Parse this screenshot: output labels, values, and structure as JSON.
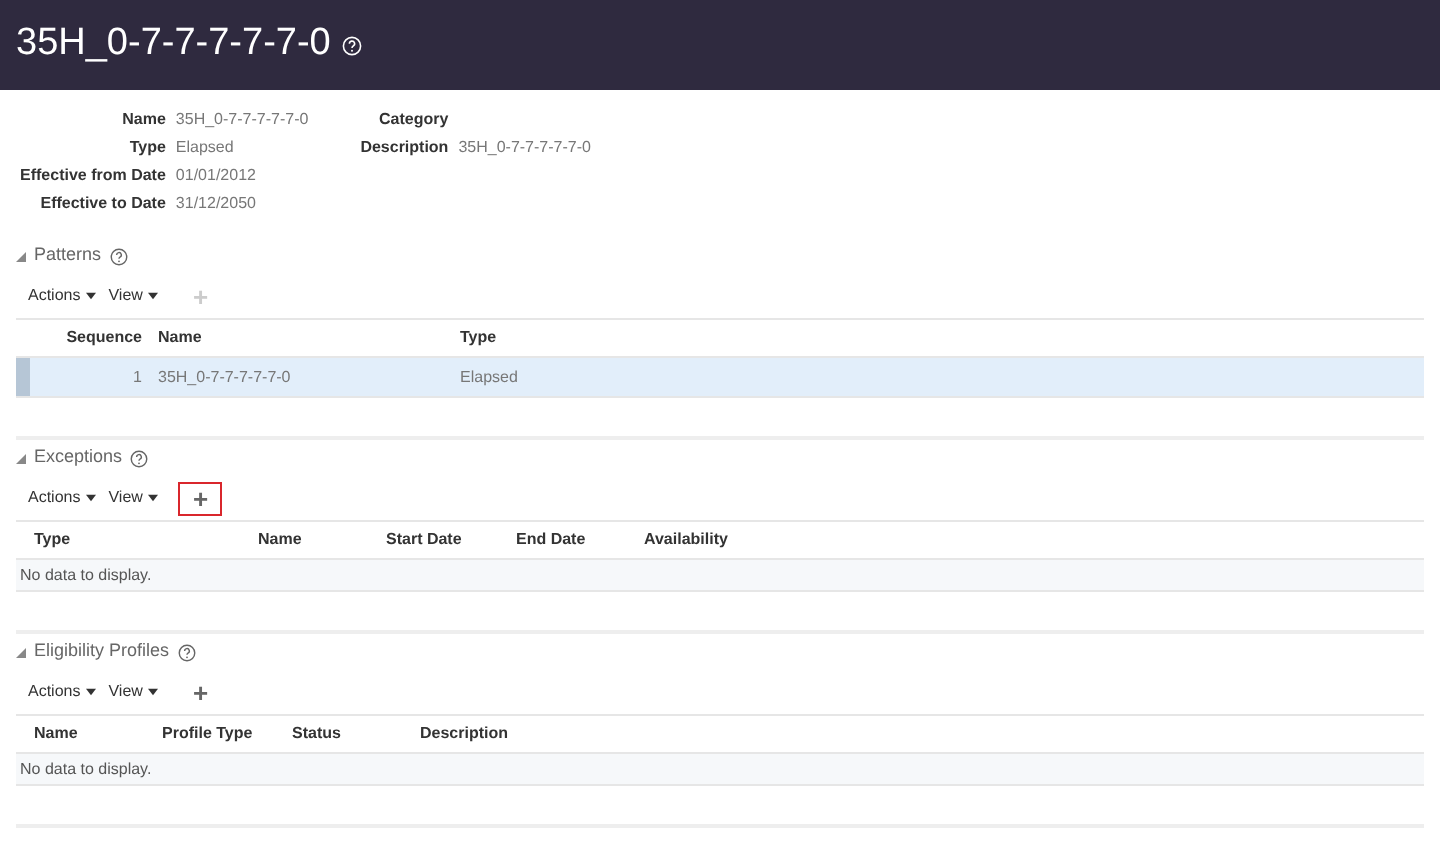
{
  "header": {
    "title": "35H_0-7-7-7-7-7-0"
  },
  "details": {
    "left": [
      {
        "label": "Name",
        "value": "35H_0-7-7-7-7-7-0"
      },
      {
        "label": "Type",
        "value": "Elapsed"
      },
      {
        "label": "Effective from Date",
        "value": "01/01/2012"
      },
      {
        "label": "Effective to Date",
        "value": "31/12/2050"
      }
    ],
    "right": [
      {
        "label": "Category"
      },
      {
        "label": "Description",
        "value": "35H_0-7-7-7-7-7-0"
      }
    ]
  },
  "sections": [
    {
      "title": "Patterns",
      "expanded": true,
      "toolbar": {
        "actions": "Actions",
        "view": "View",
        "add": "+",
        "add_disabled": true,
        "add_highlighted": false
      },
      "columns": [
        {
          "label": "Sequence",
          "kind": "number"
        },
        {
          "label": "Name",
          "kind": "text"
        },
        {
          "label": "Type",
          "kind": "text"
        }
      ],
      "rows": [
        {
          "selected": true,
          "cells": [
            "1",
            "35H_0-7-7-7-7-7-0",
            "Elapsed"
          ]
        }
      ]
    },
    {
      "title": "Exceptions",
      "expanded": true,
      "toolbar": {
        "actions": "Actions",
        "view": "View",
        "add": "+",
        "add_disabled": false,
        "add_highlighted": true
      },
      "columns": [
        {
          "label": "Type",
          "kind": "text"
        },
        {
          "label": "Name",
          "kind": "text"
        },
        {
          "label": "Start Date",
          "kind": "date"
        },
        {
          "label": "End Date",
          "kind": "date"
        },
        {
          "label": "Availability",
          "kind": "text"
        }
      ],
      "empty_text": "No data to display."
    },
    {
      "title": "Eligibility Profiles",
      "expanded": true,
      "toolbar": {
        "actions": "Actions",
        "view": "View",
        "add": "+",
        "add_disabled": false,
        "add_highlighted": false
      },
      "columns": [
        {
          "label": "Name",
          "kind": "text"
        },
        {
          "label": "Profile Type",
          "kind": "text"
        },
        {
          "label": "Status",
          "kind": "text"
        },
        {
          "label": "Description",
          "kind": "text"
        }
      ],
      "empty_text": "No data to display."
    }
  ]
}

## Directions
Tally up the lines holding the string "Effective" in this listing, and report the total alone.

## The output
2